• DATA RECORDS:
┌──

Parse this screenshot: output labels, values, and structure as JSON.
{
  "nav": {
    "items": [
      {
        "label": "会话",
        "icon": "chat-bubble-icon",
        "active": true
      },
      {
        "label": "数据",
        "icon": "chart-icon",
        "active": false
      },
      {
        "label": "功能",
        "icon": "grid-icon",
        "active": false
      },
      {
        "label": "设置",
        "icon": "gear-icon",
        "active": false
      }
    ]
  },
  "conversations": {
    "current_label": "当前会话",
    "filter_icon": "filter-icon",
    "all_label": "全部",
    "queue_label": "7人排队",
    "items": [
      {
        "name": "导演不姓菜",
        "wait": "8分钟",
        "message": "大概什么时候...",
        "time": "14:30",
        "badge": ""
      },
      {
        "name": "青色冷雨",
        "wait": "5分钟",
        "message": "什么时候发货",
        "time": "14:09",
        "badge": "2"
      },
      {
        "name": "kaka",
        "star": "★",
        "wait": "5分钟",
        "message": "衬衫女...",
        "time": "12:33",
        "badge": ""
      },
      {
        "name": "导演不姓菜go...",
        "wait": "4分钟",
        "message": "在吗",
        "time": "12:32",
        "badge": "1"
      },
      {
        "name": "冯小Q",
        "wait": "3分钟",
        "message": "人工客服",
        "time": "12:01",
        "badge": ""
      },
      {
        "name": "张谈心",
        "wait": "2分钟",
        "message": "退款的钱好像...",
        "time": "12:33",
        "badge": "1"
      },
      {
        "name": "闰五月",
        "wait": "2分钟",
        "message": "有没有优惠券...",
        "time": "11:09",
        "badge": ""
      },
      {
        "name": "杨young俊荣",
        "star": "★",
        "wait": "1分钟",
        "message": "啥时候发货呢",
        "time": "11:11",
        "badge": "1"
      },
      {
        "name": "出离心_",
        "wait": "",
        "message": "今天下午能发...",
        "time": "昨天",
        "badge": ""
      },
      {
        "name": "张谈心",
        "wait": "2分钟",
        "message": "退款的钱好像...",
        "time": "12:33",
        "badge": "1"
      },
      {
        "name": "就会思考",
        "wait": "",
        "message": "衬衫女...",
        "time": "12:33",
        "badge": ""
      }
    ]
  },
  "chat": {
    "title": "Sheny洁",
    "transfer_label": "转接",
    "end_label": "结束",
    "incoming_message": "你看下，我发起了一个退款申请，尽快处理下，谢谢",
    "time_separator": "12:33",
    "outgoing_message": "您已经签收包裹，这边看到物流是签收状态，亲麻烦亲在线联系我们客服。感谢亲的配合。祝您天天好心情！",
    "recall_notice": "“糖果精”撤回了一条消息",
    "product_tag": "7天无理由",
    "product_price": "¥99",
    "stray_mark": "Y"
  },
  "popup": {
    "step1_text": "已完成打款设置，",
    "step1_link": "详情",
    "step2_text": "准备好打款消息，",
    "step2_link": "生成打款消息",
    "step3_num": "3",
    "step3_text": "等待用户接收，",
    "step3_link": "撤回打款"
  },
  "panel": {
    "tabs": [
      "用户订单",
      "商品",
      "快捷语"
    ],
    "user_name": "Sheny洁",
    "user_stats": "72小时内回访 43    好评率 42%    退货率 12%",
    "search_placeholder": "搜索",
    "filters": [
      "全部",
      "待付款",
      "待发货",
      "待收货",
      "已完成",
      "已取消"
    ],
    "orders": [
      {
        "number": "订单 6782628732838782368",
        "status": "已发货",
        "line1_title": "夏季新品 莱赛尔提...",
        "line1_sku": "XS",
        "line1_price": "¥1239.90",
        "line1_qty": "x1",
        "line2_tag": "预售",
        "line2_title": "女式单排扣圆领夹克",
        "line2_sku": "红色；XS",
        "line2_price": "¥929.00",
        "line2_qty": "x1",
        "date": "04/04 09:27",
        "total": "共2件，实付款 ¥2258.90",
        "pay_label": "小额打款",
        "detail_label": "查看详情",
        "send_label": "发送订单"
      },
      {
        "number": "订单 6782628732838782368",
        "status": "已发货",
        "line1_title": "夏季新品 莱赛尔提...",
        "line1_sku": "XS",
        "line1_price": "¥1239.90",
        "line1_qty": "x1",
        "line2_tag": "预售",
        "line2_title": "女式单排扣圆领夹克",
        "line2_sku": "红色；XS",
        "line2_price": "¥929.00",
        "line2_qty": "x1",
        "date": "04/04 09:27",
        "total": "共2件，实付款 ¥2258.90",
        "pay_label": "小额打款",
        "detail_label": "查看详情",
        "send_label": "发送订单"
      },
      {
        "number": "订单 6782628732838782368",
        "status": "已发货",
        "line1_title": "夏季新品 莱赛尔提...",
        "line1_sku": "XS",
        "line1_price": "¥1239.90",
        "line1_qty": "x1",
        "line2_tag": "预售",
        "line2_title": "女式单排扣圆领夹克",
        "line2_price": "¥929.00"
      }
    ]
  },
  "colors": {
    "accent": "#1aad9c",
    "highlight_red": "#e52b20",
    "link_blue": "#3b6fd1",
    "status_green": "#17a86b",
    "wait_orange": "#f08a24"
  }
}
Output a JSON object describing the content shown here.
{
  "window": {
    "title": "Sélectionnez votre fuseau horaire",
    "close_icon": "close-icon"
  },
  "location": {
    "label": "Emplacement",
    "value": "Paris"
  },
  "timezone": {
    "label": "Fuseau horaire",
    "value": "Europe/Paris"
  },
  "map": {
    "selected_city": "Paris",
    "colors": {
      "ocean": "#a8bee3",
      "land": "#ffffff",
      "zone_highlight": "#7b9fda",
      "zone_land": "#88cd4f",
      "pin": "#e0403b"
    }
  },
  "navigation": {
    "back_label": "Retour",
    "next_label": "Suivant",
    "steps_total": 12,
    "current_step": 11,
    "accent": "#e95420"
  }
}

└──

• EXERCISE PROMPT: Copy every record exactly, with nothing added or dropped.

• OUTPUT OF THE TASK:
Parse this screenshot: output labels, values, and structure as JSON.
{
  "nav": {
    "items": [
      {
        "label": "会话",
        "icon": "chat-bubble-icon",
        "active": true
      },
      {
        "label": "数据",
        "icon": "chart-icon",
        "active": false
      },
      {
        "label": "功能",
        "icon": "grid-icon",
        "active": false
      },
      {
        "label": "设置",
        "icon": "gear-icon",
        "active": false
      }
    ]
  },
  "conversations": {
    "current_label": "当前会话",
    "filter_icon": "filter-icon",
    "all_label": "全部",
    "queue_label": "7人排队",
    "items": [
      {
        "name": "导演不姓菜",
        "wait": "8分钟",
        "message": "大概什么时候...",
        "time": "14:30",
        "badge": ""
      },
      {
        "name": "青色冷雨",
        "wait": "5分钟",
        "message": "什么时候发货",
        "time": "14:09",
        "badge": "2"
      },
      {
        "name": "kaka",
        "star": "★",
        "wait": "5分钟",
        "message": "衬衫女...",
        "time": "12:33",
        "badge": ""
      },
      {
        "name": "导演不姓菜go...",
        "wait": "4分钟",
        "message": "在吗",
        "time": "12:32",
        "badge": "1"
      },
      {
        "name": "冯小Q",
        "wait": "3分钟",
        "message": "人工客服",
        "time": "12:01",
        "badge": ""
      },
      {
        "name": "张谈心",
        "wait": "2分钟",
        "message": "退款的钱好像...",
        "time": "12:33",
        "badge": "1"
      },
      {
        "name": "闰五月",
        "wait": "2分钟",
        "message": "有没有优惠券...",
        "time": "11:09",
        "badge": ""
      },
      {
        "name": "杨young俊荣",
        "star": "★",
        "wait": "1分钟",
        "message": "啥时候发货呢",
        "time": "11:11",
        "badge": "1"
      },
      {
        "name": "出离心_",
        "wait": "",
        "message": "今天下午能发...",
        "time": "昨天",
        "badge": ""
      },
      {
        "name": "张谈心",
        "wait": "2分钟",
        "message": "退款的钱好像...",
        "time": "12:33",
        "badge": "1"
      },
      {
        "name": "就会思考",
        "wait": "",
        "message": "衬衫女...",
        "time": "12:33",
        "badge": ""
      }
    ]
  },
  "chat": {
    "title": "Sheny洁",
    "transfer_label": "转接",
    "end_label": "结束",
    "incoming_message": "你看下，我发起了一个退款申请，尽快处理下，谢谢",
    "time_separator": "12:33",
    "outgoing_message": "您已经签收包裹，这边看到物流是签收状态，亲麻烦亲在线联系我们客服。感谢亲的配合。祝您天天好心情！",
    "recall_notice": "“糖果精”撤回了一条消息",
    "product_tag": "7天无理由",
    "product_price": "¥99",
    "stray_mark": "Y"
  },
  "popup": {
    "step1_text": "已完成打款设置，",
    "step1_link": "详情",
    "step2_text": "准备好打款消息，",
    "step2_link": "生成打款消息",
    "step3_num": "3",
    "step3_text": "等待用户接收，",
    "step3_link": "撤回打款"
  },
  "panel": {
    "tabs": [
      "用户订单",
      "商品",
      "快捷语"
    ],
    "user_name": "Sheny洁",
    "user_stats": "72小时内回访 43    好评率 42%    退货率 12%",
    "search_placeholder": "搜索",
    "filters": [
      "全部",
      "待付款",
      "待发货",
      "待收货",
      "已完成",
      "已取消"
    ],
    "orders": [
      {
        "number": "订单 6782628732838782368",
        "status": "已发货",
        "line1_title": "夏季新品 莱赛尔提...",
        "line1_sku": "XS",
        "line1_price": "¥1239.90",
        "line1_qty": "x1",
        "line2_tag": "预售",
        "line2_title": "女式单排扣圆领夹克",
        "line2_sku": "红色；XS",
        "line2_price": "¥929.00",
        "line2_qty": "x1",
        "date": "04/04 09:27",
        "total": "共2件，实付款 ¥2258.90",
        "pay_label": "小额打款",
        "detail_label": "查看详情",
        "send_label": "发送订单"
      },
      {
        "number": "订单 6782628732838782368",
        "status": "已发货",
        "line1_title": "夏季新品 莱赛尔提...",
        "line1_sku": "XS",
        "line1_price": "¥1239.90",
        "line1_qty": "x1",
        "line2_tag": "预售",
        "line2_title": "女式单排扣圆领夹克",
        "line2_sku": "红色；XS",
        "line2_price": "¥929.00",
        "line2_qty": "x1",
        "date": "04/04 09:27",
        "total": "共2件，实付款 ¥2258.90",
        "pay_label": "小额打款",
        "detail_label": "查看详情",
        "send_label": "发送订单"
      },
      {
        "number": "订单 6782628732838782368",
        "status": "已发货",
        "line1_title": "夏季新品 莱赛尔提...",
        "line1_sku": "XS",
        "line1_price": "¥1239.90",
        "line1_qty": "x1",
        "line2_tag": "预售",
        "line2_title": "女式单排扣圆领夹克",
        "line2_price": "¥929.00"
      }
    ]
  },
  "colors": {
    "accent": "#1aad9c",
    "highlight_red": "#e52b20",
    "link_blue": "#3b6fd1",
    "status_green": "#17a86b",
    "wait_orange": "#f08a24"
  }
}
Output a JSON object describing the content shown here.
{
  "window": {
    "title": "Sélectionnez votre fuseau horaire",
    "close_icon": "close-icon"
  },
  "location": {
    "label": "Emplacement",
    "value": "Paris"
  },
  "timezone": {
    "label": "Fuseau horaire",
    "value": "Europe/Paris"
  },
  "map": {
    "selected_city": "Paris",
    "colors": {
      "ocean": "#a8bee3",
      "land": "#ffffff",
      "zone_highlight": "#7b9fda",
      "zone_land": "#88cd4f",
      "pin": "#e0403b"
    }
  },
  "navigation": {
    "back_label": "Retour",
    "next_label": "Suivant",
    "steps_total": 12,
    "current_step": 11,
    "accent": "#e95420"
  }
}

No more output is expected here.